===== Supplied entries

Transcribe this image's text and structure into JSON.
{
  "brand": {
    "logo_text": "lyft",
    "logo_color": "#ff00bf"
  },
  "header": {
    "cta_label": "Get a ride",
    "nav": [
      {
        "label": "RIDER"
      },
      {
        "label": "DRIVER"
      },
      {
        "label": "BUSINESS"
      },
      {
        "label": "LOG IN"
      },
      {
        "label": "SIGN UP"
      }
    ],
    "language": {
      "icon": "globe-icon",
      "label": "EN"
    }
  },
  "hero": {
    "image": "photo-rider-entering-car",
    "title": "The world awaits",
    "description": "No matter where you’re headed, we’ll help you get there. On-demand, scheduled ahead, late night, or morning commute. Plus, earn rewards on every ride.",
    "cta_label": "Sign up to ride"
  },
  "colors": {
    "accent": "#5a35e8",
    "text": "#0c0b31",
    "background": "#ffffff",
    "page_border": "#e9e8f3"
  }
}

==========

◆ **What to do**: Repeat all of the entries exactly.

◆ **Result of the task**:
Transcribe this image's text and structure into JSON.
{
  "brand": {
    "logo_text": "lyft",
    "logo_color": "#ff00bf"
  },
  "header": {
    "cta_label": "Get a ride",
    "nav": [
      {
        "label": "RIDER"
      },
      {
        "label": "DRIVER"
      },
      {
        "label": "BUSINESS"
      },
      {
        "label": "LOG IN"
      },
      {
        "label": "SIGN UP"
      }
    ],
    "language": {
      "icon": "globe-icon",
      "label": "EN"
    }
  },
  "hero": {
    "image": "photo-rider-entering-car",
    "title": "The world awaits",
    "description": "No matter where you’re headed, we’ll help you get there. On-demand, scheduled ahead, late night, or morning commute. Plus, earn rewards on every ride.",
    "cta_label": "Sign up to ride"
  },
  "colors": {
    "accent": "#5a35e8",
    "text": "#0c0b31",
    "background": "#ffffff",
    "page_border": "#e9e8f3"
  }
}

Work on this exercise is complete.